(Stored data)

######

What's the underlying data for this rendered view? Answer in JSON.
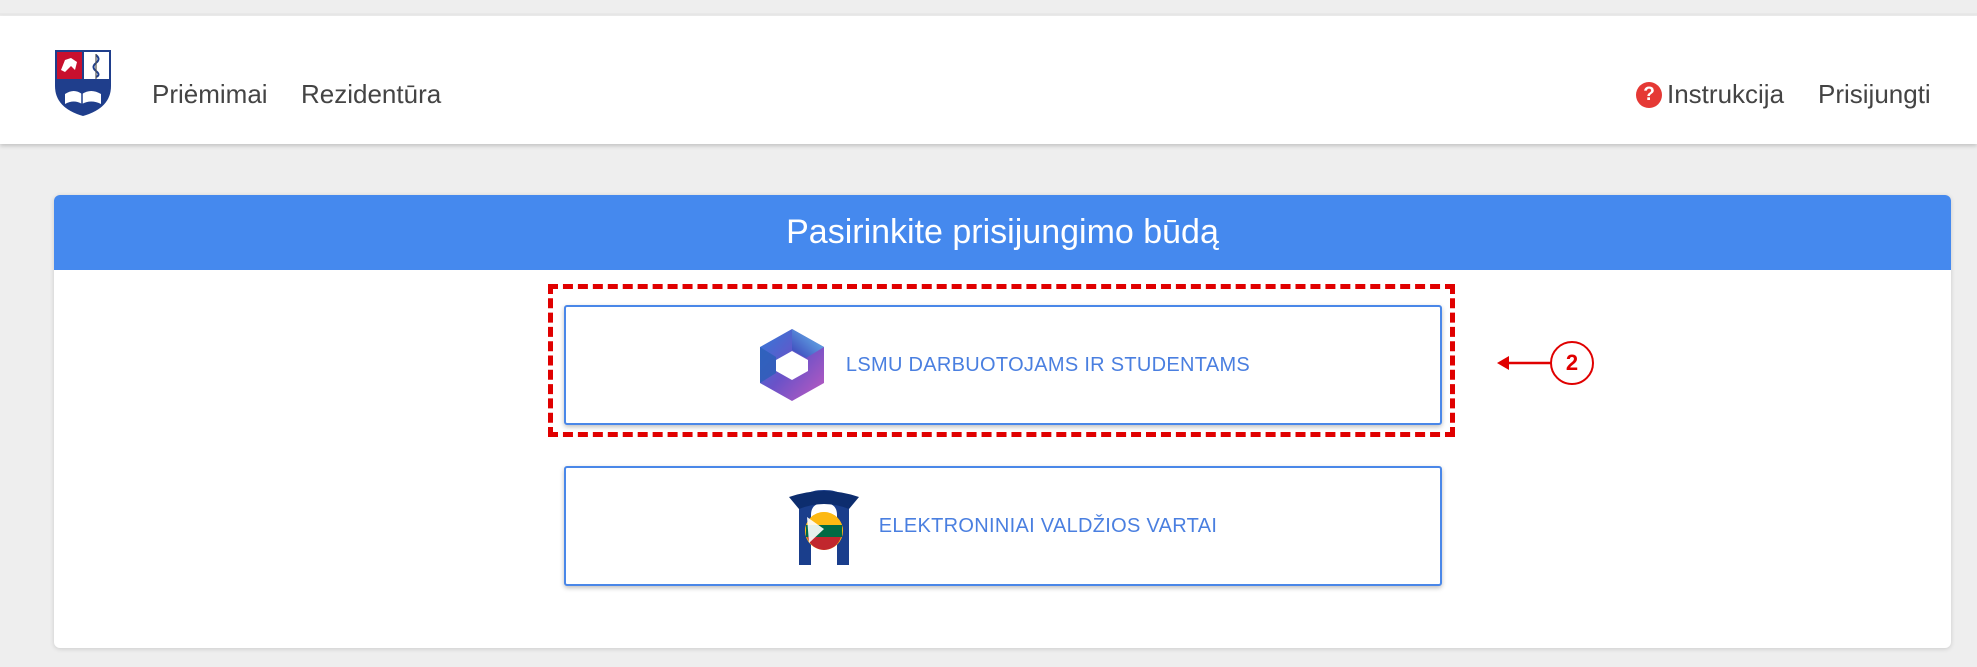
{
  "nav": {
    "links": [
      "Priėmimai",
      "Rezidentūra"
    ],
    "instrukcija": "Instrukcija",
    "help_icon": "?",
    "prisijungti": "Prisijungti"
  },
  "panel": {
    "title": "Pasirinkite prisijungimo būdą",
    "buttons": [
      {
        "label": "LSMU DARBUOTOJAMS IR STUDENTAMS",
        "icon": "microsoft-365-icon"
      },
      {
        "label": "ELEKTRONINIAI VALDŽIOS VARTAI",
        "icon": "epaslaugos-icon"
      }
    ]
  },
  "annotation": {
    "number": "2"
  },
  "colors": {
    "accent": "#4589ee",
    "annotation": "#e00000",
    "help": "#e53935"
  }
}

######

Aim of the exercise
Repeat the records above exactly, leaving out the pictures.

Task answer
What's the underlying data for this rendered view? Answer in JSON.
{
  "nav": {
    "links": [
      "Priėmimai",
      "Rezidentūra"
    ],
    "instrukcija": "Instrukcija",
    "help_icon": "?",
    "prisijungti": "Prisijungti"
  },
  "panel": {
    "title": "Pasirinkite prisijungimo būdą",
    "buttons": [
      {
        "label": "LSMU DARBUOTOJAMS IR STUDENTAMS",
        "icon": "microsoft-365-icon"
      },
      {
        "label": "ELEKTRONINIAI VALDŽIOS VARTAI",
        "icon": "epaslaugos-icon"
      }
    ]
  },
  "annotation": {
    "number": "2"
  },
  "colors": {
    "accent": "#4589ee",
    "annotation": "#e00000",
    "help": "#e53935"
  }
}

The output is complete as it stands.